## [BRIEF]
Retype everything in the listing, leaving each line exactly as it is.

## [PROVIDED INFORMATION]

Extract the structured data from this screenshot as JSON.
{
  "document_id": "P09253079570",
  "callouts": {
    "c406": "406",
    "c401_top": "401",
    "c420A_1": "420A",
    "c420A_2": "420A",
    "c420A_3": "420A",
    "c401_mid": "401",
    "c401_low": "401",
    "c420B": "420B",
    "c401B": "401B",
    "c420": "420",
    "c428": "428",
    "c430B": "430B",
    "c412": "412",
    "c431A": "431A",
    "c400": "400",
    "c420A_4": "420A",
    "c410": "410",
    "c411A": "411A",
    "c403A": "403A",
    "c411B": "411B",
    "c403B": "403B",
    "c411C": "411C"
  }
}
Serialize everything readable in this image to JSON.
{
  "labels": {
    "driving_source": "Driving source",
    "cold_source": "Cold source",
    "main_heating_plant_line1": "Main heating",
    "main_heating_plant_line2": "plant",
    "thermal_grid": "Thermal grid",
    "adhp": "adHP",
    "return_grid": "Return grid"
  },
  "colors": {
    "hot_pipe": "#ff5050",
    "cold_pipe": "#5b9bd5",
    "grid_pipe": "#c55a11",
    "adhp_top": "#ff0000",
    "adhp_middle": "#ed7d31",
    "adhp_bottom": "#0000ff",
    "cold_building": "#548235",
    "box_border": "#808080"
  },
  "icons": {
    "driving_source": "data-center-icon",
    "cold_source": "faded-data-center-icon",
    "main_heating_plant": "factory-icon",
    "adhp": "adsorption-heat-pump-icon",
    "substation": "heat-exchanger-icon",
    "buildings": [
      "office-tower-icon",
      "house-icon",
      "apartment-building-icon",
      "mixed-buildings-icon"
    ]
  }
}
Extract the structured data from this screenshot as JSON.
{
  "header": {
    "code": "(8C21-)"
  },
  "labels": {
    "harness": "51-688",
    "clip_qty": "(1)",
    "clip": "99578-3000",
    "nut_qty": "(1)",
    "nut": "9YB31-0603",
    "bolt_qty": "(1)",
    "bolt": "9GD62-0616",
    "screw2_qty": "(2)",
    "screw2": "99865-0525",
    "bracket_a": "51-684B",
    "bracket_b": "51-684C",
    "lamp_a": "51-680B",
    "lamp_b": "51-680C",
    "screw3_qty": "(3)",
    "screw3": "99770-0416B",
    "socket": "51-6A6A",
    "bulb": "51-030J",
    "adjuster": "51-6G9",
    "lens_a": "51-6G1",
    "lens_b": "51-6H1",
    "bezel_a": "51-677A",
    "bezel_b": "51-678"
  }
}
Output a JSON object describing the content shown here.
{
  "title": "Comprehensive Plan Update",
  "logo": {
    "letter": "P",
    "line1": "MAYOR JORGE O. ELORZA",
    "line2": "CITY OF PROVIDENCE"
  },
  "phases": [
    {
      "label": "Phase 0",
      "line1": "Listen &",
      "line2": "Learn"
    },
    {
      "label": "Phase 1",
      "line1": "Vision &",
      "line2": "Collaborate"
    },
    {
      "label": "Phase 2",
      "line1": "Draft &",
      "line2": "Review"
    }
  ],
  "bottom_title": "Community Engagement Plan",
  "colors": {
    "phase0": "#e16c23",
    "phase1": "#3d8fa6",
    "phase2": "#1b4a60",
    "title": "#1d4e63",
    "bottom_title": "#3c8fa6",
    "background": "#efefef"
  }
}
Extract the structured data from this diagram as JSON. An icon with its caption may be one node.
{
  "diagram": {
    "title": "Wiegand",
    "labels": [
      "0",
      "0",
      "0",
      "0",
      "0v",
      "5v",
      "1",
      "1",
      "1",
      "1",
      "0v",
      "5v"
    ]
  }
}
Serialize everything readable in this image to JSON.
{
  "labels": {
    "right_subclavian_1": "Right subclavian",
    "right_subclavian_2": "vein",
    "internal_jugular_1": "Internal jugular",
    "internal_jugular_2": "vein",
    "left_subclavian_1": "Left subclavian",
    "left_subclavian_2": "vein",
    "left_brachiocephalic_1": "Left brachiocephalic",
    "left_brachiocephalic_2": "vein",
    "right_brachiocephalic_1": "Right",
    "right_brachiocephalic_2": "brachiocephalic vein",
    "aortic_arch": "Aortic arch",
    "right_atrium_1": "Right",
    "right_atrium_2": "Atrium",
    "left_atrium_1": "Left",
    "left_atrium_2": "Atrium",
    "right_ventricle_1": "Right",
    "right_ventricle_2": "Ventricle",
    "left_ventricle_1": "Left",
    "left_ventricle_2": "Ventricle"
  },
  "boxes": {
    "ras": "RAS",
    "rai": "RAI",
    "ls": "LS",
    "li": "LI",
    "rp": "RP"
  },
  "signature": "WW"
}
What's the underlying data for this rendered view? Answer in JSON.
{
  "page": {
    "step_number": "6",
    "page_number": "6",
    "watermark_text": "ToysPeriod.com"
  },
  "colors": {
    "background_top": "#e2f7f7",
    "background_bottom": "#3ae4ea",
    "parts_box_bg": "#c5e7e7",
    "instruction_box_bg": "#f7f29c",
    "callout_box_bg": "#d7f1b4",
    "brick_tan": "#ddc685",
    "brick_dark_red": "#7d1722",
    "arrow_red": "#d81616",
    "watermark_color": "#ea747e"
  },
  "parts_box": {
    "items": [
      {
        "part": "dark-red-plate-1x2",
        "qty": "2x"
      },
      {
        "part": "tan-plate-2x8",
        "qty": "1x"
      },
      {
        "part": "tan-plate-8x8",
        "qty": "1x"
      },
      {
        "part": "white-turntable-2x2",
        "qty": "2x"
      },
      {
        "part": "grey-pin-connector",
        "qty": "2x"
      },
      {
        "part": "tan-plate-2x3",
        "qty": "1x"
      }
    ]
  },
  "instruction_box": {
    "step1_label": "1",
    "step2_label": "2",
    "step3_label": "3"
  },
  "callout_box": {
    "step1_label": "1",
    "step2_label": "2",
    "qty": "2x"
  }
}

## [ANSWER TO THE TASK]
Extract the structured data from this screenshot as JSON.
{
  "document_id": "P09253079570",
  "callouts": {
    "c406": "406",
    "c401_top": "401",
    "c420A_1": "420A",
    "c420A_2": "420A",
    "c420A_3": "420A",
    "c401_mid": "401",
    "c401_low": "401",
    "c420B": "420B",
    "c401B": "401B",
    "c420": "420",
    "c428": "428",
    "c430B": "430B",
    "c412": "412",
    "c431A": "431A",
    "c400": "400",
    "c420A_4": "420A",
    "c410": "410",
    "c411A": "411A",
    "c403A": "403A",
    "c411B": "411B",
    "c403B": "403B",
    "c411C": "411C"
  }
}
Serialize everything readable in this image to JSON.
{
  "labels": {
    "driving_source": "Driving source",
    "cold_source": "Cold source",
    "main_heating_plant_line1": "Main heating",
    "main_heating_plant_line2": "plant",
    "thermal_grid": "Thermal grid",
    "adhp": "adHP",
    "return_grid": "Return grid"
  },
  "colors": {
    "hot_pipe": "#ff5050",
    "cold_pipe": "#5b9bd5",
    "grid_pipe": "#c55a11",
    "adhp_top": "#ff0000",
    "adhp_middle": "#ed7d31",
    "adhp_bottom": "#0000ff",
    "cold_building": "#548235",
    "box_border": "#808080"
  },
  "icons": {
    "driving_source": "data-center-icon",
    "cold_source": "faded-data-center-icon",
    "main_heating_plant": "factory-icon",
    "adhp": "adsorption-heat-pump-icon",
    "substation": "heat-exchanger-icon",
    "buildings": [
      "office-tower-icon",
      "house-icon",
      "apartment-building-icon",
      "mixed-buildings-icon"
    ]
  }
}
Extract the structured data from this screenshot as JSON.
{
  "header": {
    "code": "(8C21-)"
  },
  "labels": {
    "harness": "51-688",
    "clip_qty": "(1)",
    "clip": "99578-3000",
    "nut_qty": "(1)",
    "nut": "9YB31-0603",
    "bolt_qty": "(1)",
    "bolt": "9GD62-0616",
    "screw2_qty": "(2)",
    "screw2": "99865-0525",
    "bracket_a": "51-684B",
    "bracket_b": "51-684C",
    "lamp_a": "51-680B",
    "lamp_b": "51-680C",
    "screw3_qty": "(3)",
    "screw3": "99770-0416B",
    "socket": "51-6A6A",
    "bulb": "51-030J",
    "adjuster": "51-6G9",
    "lens_a": "51-6G1",
    "lens_b": "51-6H1",
    "bezel_a": "51-677A",
    "bezel_b": "51-678"
  }
}
Output a JSON object describing the content shown here.
{
  "title": "Comprehensive Plan Update",
  "logo": {
    "letter": "P",
    "line1": "MAYOR JORGE O. ELORZA",
    "line2": "CITY OF PROVIDENCE"
  },
  "phases": [
    {
      "label": "Phase 0",
      "line1": "Listen &",
      "line2": "Learn"
    },
    {
      "label": "Phase 1",
      "line1": "Vision &",
      "line2": "Collaborate"
    },
    {
      "label": "Phase 2",
      "line1": "Draft &",
      "line2": "Review"
    }
  ],
  "bottom_title": "Community Engagement Plan",
  "colors": {
    "phase0": "#e16c23",
    "phase1": "#3d8fa6",
    "phase2": "#1b4a60",
    "title": "#1d4e63",
    "bottom_title": "#3c8fa6",
    "background": "#efefef"
  }
}
Extract the structured data from this diagram as JSON. An icon with its caption may be one node.
{
  "diagram": {
    "title": "Wiegand",
    "labels": [
      "0",
      "0",
      "0",
      "0",
      "0v",
      "5v",
      "1",
      "1",
      "1",
      "1",
      "0v",
      "5v"
    ]
  }
}
Serialize everything readable in this image to JSON.
{
  "labels": {
    "right_subclavian_1": "Right subclavian",
    "right_subclavian_2": "vein",
    "internal_jugular_1": "Internal jugular",
    "internal_jugular_2": "vein",
    "left_subclavian_1": "Left subclavian",
    "left_subclavian_2": "vein",
    "left_brachiocephalic_1": "Left brachiocephalic",
    "left_brachiocephalic_2": "vein",
    "right_brachiocephalic_1": "Right",
    "right_brachiocephalic_2": "brachiocephalic vein",
    "aortic_arch": "Aortic arch",
    "right_atrium_1": "Right",
    "right_atrium_2": "Atrium",
    "left_atrium_1": "Left",
    "left_atrium_2": "Atrium",
    "right_ventricle_1": "Right",
    "right_ventricle_2": "Ventricle",
    "left_ventricle_1": "Left",
    "left_ventricle_2": "Ventricle"
  },
  "boxes": {
    "ras": "RAS",
    "rai": "RAI",
    "ls": "LS",
    "li": "LI",
    "rp": "RP"
  },
  "signature": "WW"
}
What's the underlying data for this rendered view? Answer in JSON.
{
  "page": {
    "step_number": "6",
    "page_number": "6",
    "watermark_text": "ToysPeriod.com"
  },
  "colors": {
    "background_top": "#e2f7f7",
    "background_bottom": "#3ae4ea",
    "parts_box_bg": "#c5e7e7",
    "instruction_box_bg": "#f7f29c",
    "callout_box_bg": "#d7f1b4",
    "brick_tan": "#ddc685",
    "brick_dark_red": "#7d1722",
    "arrow_red": "#d81616",
    "watermark_color": "#ea747e"
  },
  "parts_box": {
    "items": [
      {
        "part": "dark-red-plate-1x2",
        "qty": "2x"
      },
      {
        "part": "tan-plate-2x8",
        "qty": "1x"
      },
      {
        "part": "tan-plate-8x8",
        "qty": "1x"
      },
      {
        "part": "white-turntable-2x2",
        "qty": "2x"
      },
      {
        "part": "grey-pin-connector",
        "qty": "2x"
      },
      {
        "part": "tan-plate-2x3",
        "qty": "1x"
      }
    ]
  },
  "instruction_box": {
    "step1_label": "1",
    "step2_label": "2",
    "step3_label": "3"
  },
  "callout_box": {
    "step1_label": "1",
    "step2_label": "2",
    "qty": "2x"
  }
}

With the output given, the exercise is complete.